Gather every line from the entries below that includes "Size".

::: Dataset rows

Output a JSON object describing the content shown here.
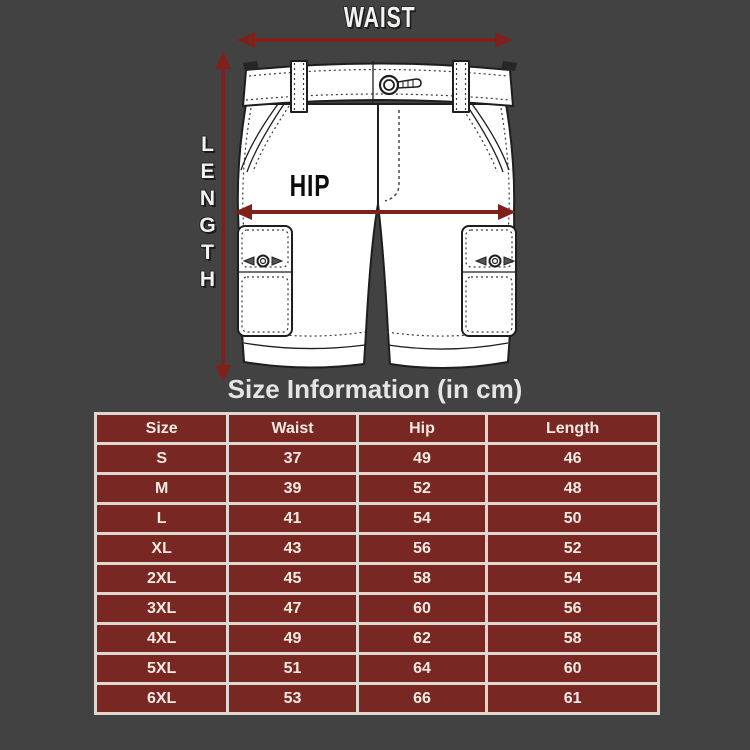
{
  "page": {
    "background": "#424242"
  },
  "diagram": {
    "garment": "cargo-shorts-line-art",
    "waist_label": "WAIST",
    "length_label": "LENGTH",
    "hip_label": "HIP",
    "arrow_color": "#7e211a"
  },
  "title": "Size Information (in cm)",
  "table": {
    "cell_bg": "#792722",
    "border_color": "#ded8d1",
    "text_color": "#f0eae3",
    "columns": [
      "Size",
      "Waist",
      "Hip",
      "Length"
    ],
    "rows": [
      [
        "S",
        "37",
        "49",
        "46"
      ],
      [
        "M",
        "39",
        "52",
        "48"
      ],
      [
        "L",
        "41",
        "54",
        "50"
      ],
      [
        "XL",
        "43",
        "56",
        "52"
      ],
      [
        "2XL",
        "45",
        "58",
        "54"
      ],
      [
        "3XL",
        "47",
        "60",
        "56"
      ],
      [
        "4XL",
        "49",
        "62",
        "58"
      ],
      [
        "5XL",
        "51",
        "64",
        "60"
      ],
      [
        "6XL",
        "53",
        "66",
        "61"
      ]
    ]
  },
  "chart_data": {
    "type": "table",
    "title": "Size Information (in cm)",
    "columns": [
      "Size",
      "Waist",
      "Hip",
      "Length"
    ],
    "rows": [
      [
        "S",
        37,
        49,
        46
      ],
      [
        "M",
        39,
        52,
        48
      ],
      [
        "L",
        41,
        54,
        50
      ],
      [
        "XL",
        43,
        56,
        52
      ],
      [
        "2XL",
        45,
        58,
        54
      ],
      [
        "3XL",
        47,
        60,
        56
      ],
      [
        "4XL",
        49,
        62,
        58
      ],
      [
        "5XL",
        51,
        64,
        60
      ],
      [
        "6XL",
        53,
        66,
        61
      ]
    ]
  }
}
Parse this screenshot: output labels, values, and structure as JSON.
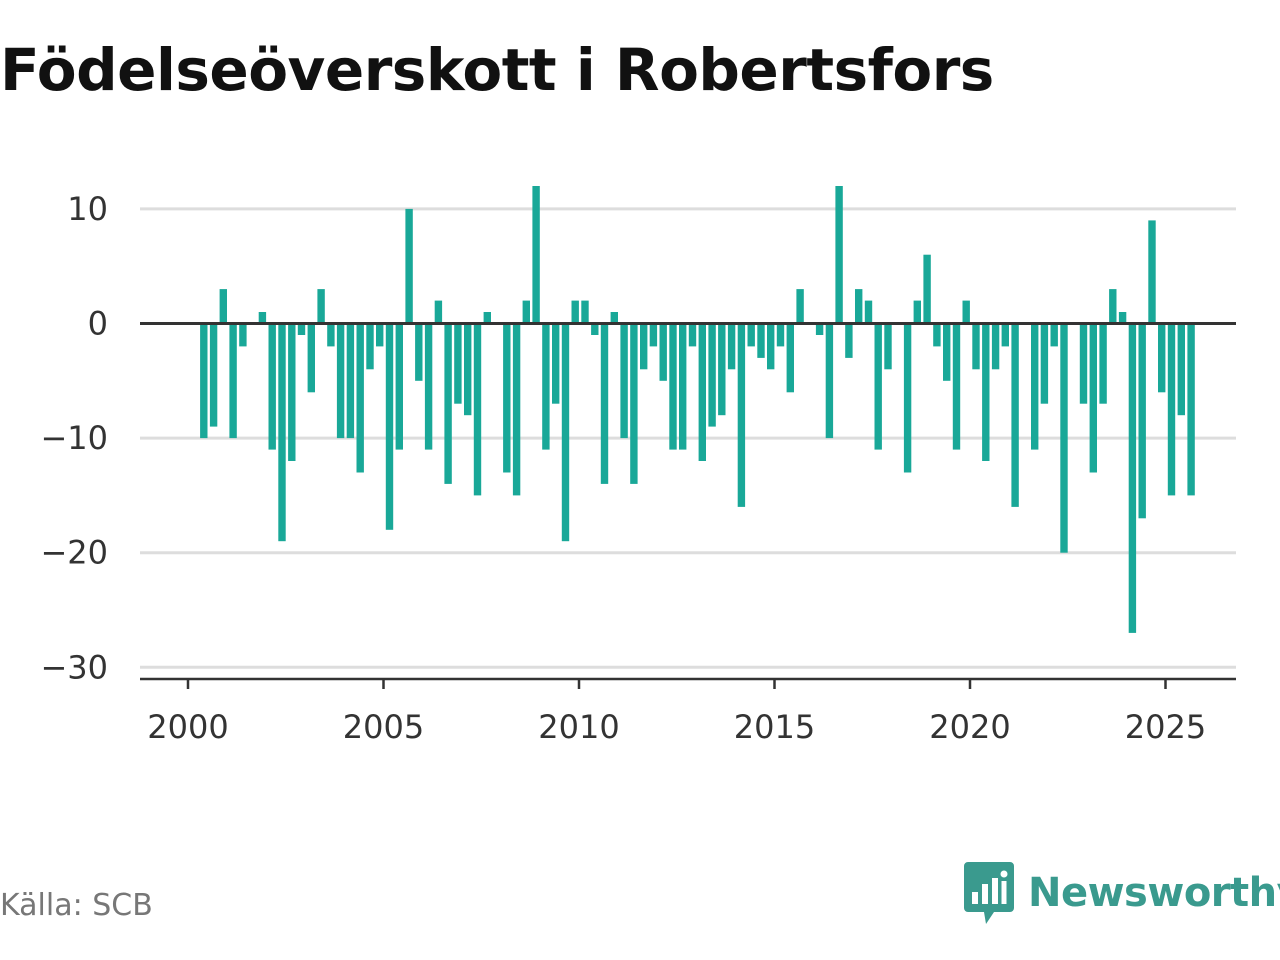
{
  "title": "Födelseöverskott i Robertsfors",
  "source": "Källa: SCB",
  "brand": {
    "name": "Newsworthy",
    "icon": "bar-chart-speech-bubble-icon"
  },
  "colors": {
    "bar": "#19a898",
    "grid": "#dddddd",
    "zero_line": "#333333",
    "axis": "#333333",
    "brand": "#3a9a8e"
  },
  "chart_data": {
    "type": "bar",
    "title": "Födelseöverskott i Robertsfors",
    "xlabel": "",
    "ylabel": "",
    "frequency": "quarterly",
    "x_start": "2000-Q2",
    "ylim": [
      -31,
      14
    ],
    "yticks": [
      10,
      0,
      -10,
      -20,
      -30
    ],
    "ytick_labels": [
      "10",
      "0",
      "−10",
      "−20",
      "−30"
    ],
    "xticks": [
      2000,
      2005,
      2010,
      2015,
      2020,
      2025
    ],
    "xtick_labels": [
      "2000",
      "2005",
      "2010",
      "2015",
      "2020",
      "2025"
    ],
    "grid": true,
    "values": [
      -10,
      -9,
      3,
      -10,
      -2,
      0,
      1,
      -11,
      -19,
      -12,
      -1,
      -6,
      3,
      -2,
      -10,
      -10,
      -13,
      -4,
      -2,
      -18,
      -11,
      10,
      -5,
      -11,
      2,
      -14,
      -7,
      -8,
      -15,
      1,
      0,
      -13,
      -15,
      2,
      12,
      -11,
      -7,
      -19,
      2,
      2,
      -1,
      -14,
      1,
      -10,
      -14,
      -4,
      -2,
      -5,
      -11,
      -11,
      -2,
      -12,
      -9,
      -8,
      -4,
      -16,
      -2,
      -3,
      -4,
      -2,
      -6,
      3,
      0,
      -1,
      -10,
      12,
      -3,
      3,
      2,
      -11,
      -4,
      0,
      -13,
      2,
      6,
      -2,
      -5,
      -11,
      2,
      -4,
      -12,
      -4,
      -2,
      -16,
      0,
      -11,
      -7,
      -2,
      -20,
      0,
      -7,
      -13,
      -7,
      3,
      1,
      -27,
      -17,
      9,
      -6,
      -15,
      -8,
      -15
    ]
  }
}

::::::

### Full answer
  "title": "Size Information (in cm)",
      "Size",
    "title": "Size Information (in cm)",
      "Size",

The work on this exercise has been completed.